## Start GIVEN RECORDS

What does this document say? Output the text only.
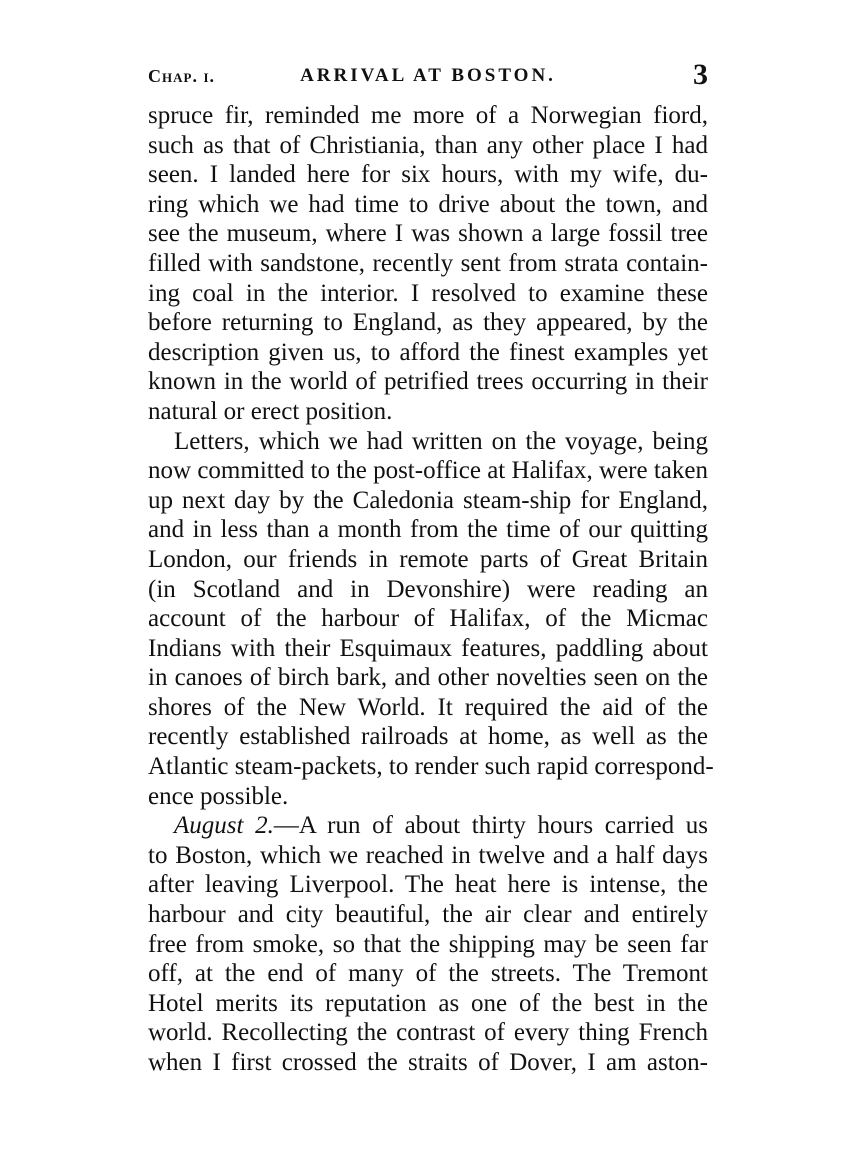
Chap. i.	ARRIVAL AT BOSTON.	3
spruce fir, reminded me more of a Norwegian fiord,
such as that of Christiania, than any other place I had
seen. I landed here for six hours, with my wife, du-
ring which we had time to drive about the town, and
see the museum, where I was shown a large fossil tree
filled with sandstone, recently sent from strata contain-
ing coal in the interior. I resolved to examine these
before returning to England, as they appeared, by the
description given us, to afford the finest examples yet
known in the world of petrified trees occurring in their
natural or erect position.
Letters, which we had written on the voyage, being
now committed to the post-office at Halifax, were taken
up next day by the Caledonia steam-ship for England,
and in less than a month from the time of our quitting
London, our friends in remote parts of Great Britain
(in Scotland and in Devonshire) were reading an
account of the harbour of Halifax, of the Micmac
Indians with their Esquimaux features, paddling about
in canoes of birch bark, and other novelties seen on the
shores of the New World. It required the aid of the
recently established railroads at home, as well as the
Atlantic steam-packets, to render such rapid correspond-
ence possible.
August 2.—A run of about thirty hours carried us
to Boston, which we reached in twelve and a half days
after leaving Liverpool. The heat here is intense, the
harbour and city beautiful, the air clear and entirely
free from smoke, so that the shipping may be seen far
off, at the end of many of the streets. The Tremont
Hotel merits its reputation as one of the best in the
world. Recollecting the contrast of every thing French
when I first crossed the straits of Dover, I am aston-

## End GIVEN RECORDS

▶ **TO BE DONE**:
Using the records above, retype everything exactly except the pictures.

▶ **SOLUTION TO THIS EXERCISE**:
What does this document say? Output the text only.
Chap. i.	ARRIVAL AT BOSTON.	3
spruce fir, reminded me more of a Norwegian fiord,
such as that of Christiania, than any other place I had
seen. I landed here for six hours, with my wife, du-
ring which we had time to drive about the town, and
see the museum, where I was shown a large fossil tree
filled with sandstone, recently sent from strata contain-
ing coal in the interior. I resolved to examine these
before returning to England, as they appeared, by the
description given us, to afford the finest examples yet
known in the world of petrified trees occurring in their
natural or erect position.
Letters, which we had written on the voyage, being
now committed to the post-office at Halifax, were taken
up next day by the Caledonia steam-ship for England,
and in less than a month from the time of our quitting
London, our friends in remote parts of Great Britain
(in Scotland and in Devonshire) were reading an
account of the harbour of Halifax, of the Micmac
Indians with their Esquimaux features, paddling about
in canoes of birch bark, and other novelties seen on the
shores of the New World. It required the aid of the
recently established railroads at home, as well as the
Atlantic steam-packets, to render such rapid correspond-
ence possible.
August 2.—A run of about thirty hours carried us
to Boston, which we reached in twelve and a half days
after leaving Liverpool. The heat here is intense, the
harbour and city beautiful, the air clear and entirely
free from smoke, so that the shipping may be seen far
off, at the end of many of the streets. The Tremont
Hotel merits its reputation as one of the best in the
world. Recollecting the contrast of every thing French
when I first crossed the straits of Dover, I am aston-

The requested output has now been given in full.